WHAT YOU SHOULD DO: Restate the records below word for word.

================================

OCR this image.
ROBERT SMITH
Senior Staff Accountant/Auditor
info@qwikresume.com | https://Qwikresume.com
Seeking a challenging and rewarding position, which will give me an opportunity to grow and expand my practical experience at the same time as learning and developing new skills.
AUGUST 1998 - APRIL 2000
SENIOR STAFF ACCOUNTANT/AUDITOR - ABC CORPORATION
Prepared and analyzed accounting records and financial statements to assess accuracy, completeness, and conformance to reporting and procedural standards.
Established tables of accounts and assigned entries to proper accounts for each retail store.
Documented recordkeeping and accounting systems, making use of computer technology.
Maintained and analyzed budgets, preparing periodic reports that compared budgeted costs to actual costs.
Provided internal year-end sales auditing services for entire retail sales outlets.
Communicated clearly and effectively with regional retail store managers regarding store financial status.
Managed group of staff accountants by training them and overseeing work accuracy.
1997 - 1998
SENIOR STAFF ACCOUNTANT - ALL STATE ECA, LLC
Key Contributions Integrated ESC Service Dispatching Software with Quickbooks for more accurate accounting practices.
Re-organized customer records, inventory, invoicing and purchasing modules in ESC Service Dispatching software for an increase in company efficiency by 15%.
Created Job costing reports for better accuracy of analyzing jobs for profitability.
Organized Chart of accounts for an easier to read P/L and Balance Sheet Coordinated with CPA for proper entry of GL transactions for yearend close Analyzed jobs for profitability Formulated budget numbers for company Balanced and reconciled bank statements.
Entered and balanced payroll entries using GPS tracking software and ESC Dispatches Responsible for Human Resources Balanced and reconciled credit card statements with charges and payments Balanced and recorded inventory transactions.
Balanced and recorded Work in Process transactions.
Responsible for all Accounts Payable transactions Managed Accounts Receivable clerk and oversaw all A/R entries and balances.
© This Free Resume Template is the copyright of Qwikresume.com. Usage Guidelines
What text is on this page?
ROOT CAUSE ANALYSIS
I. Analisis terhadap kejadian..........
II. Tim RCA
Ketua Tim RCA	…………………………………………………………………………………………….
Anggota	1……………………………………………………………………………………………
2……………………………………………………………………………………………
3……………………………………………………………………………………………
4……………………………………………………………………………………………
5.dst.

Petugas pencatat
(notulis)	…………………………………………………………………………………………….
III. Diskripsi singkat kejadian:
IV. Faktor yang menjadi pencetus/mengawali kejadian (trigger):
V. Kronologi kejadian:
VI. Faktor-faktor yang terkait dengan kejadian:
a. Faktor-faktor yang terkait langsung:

================================

TASK ANSWER:
OCR this image.
ROBERT SMITH
Senior Staff Accountant/Auditor
info@qwikresume.com | https://Qwikresume.com
Seeking a challenging and rewarding position, which will give me an opportunity to grow and expand my practical experience at the same time as learning and developing new skills.
AUGUST 1998 - APRIL 2000
SENIOR STAFF ACCOUNTANT/AUDITOR - ABC CORPORATION
Prepared and analyzed accounting records and financial statements to assess accuracy, completeness, and conformance to reporting and procedural standards.
Established tables of accounts and assigned entries to proper accounts for each retail store.
Documented recordkeeping and accounting systems, making use of computer technology.
Maintained and analyzed budgets, preparing periodic reports that compared budgeted costs to actual costs.
Provided internal year-end sales auditing services for entire retail sales outlets.
Communicated clearly and effectively with regional retail store managers regarding store financial status.
Managed group of staff accountants by training them and overseeing work accuracy.
1997 - 1998
SENIOR STAFF ACCOUNTANT - ALL STATE ECA, LLC
Key Contributions Integrated ESC Service Dispatching Software with Quickbooks for more accurate accounting practices.
Re-organized customer records, inventory, invoicing and purchasing modules in ESC Service Dispatching software for an increase in company efficiency by 15%.
Created Job costing reports for better accuracy of analyzing jobs for profitability.
Organized Chart of accounts for an easier to read P/L and Balance Sheet Coordinated with CPA for proper entry of GL transactions for yearend close Analyzed jobs for profitability Formulated budget numbers for company Balanced and reconciled bank statements.
Entered and balanced payroll entries using GPS tracking software and ESC Dispatches Responsible for Human Resources Balanced and reconciled credit card statements with charges and payments Balanced and recorded inventory transactions.
Balanced and recorded Work in Process transactions.
Responsible for all Accounts Payable transactions Managed Accounts Receivable clerk and oversaw all A/R entries and balances.
© This Free Resume Template is the copyright of Qwikresume.com. Usage Guidelines
What text is on this page?
ROOT CAUSE ANALYSIS
I. Analisis terhadap kejadian..........
II. Tim RCA
Ketua Tim RCA	…………………………………………………………………………………………….
Anggota	1……………………………………………………………………………………………
2……………………………………………………………………………………………
3……………………………………………………………………………………………
4……………………………………………………………………………………………
5.dst.

Petugas pencatat
(notulis)	…………………………………………………………………………………………….
III. Diskripsi singkat kejadian:
IV. Faktor yang menjadi pencetus/mengawali kejadian (trigger):
V. Kronologi kejadian:
VI. Faktor-faktor yang terkait dengan kejadian:
a. Faktor-faktor yang terkait langsung:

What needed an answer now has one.